EXERCISE REQUIREMENTS:
Here are some records; return them all exactly.

PROVIDED DATA:
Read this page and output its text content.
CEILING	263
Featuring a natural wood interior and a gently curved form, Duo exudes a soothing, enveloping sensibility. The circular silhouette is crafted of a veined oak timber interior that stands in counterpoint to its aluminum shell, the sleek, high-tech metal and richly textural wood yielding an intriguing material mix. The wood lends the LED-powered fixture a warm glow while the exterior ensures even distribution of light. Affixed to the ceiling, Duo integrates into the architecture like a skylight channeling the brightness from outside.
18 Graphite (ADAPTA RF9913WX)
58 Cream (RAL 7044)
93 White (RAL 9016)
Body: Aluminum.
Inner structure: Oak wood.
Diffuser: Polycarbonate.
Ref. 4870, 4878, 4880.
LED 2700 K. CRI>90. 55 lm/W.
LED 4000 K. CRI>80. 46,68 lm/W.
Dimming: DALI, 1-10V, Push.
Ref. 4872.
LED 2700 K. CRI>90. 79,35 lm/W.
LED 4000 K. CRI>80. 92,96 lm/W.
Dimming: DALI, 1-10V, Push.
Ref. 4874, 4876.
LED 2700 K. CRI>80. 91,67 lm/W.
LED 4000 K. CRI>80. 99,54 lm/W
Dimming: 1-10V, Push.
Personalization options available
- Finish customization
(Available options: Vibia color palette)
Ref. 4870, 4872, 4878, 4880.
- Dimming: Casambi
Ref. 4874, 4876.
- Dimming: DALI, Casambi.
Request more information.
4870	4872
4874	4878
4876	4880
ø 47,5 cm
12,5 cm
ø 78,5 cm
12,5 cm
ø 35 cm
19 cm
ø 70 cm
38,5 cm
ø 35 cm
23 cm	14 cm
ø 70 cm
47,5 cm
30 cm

OUTPUT:
Read this page and output its text content.
CEILING	263
Featuring a natural wood interior and a gently curved form, Duo exudes a soothing, enveloping sensibility. The circular silhouette is crafted of a veined oak timber interior that stands in counterpoint to its aluminum shell, the sleek, high-tech metal and richly textural wood yielding an intriguing material mix. The wood lends the LED-powered fixture a warm glow while the exterior ensures even distribution of light. Affixed to the ceiling, Duo integrates into the architecture like a skylight channeling the brightness from outside.
18 Graphite (ADAPTA RF9913WX)
58 Cream (RAL 7044)
93 White (RAL 9016)
Body: Aluminum.
Inner structure: Oak wood.
Diffuser: Polycarbonate.
Ref. 4870, 4878, 4880.
LED 2700 K. CRI>90. 55 lm/W.
LED 4000 K. CRI>80. 46,68 lm/W.
Dimming: DALI, 1-10V, Push.
Ref. 4872.
LED 2700 K. CRI>90. 79,35 lm/W.
LED 4000 K. CRI>80. 92,96 lm/W.
Dimming: DALI, 1-10V, Push.
Ref. 4874, 4876.
LED 2700 K. CRI>80. 91,67 lm/W.
LED 4000 K. CRI>80. 99,54 lm/W
Dimming: 1-10V, Push.
Personalization options available
- Finish customization
(Available options: Vibia color palette)
Ref. 4870, 4872, 4878, 4880.
- Dimming: Casambi
Ref. 4874, 4876.
- Dimming: DALI, Casambi.
Request more information.
4870	4872
4874	4878
4876	4880
ø 47,5 cm
12,5 cm
ø 78,5 cm
12,5 cm
ø 35 cm
19 cm
ø 70 cm
38,5 cm
ø 35 cm
23 cm	14 cm
ø 70 cm
47,5 cm
30 cm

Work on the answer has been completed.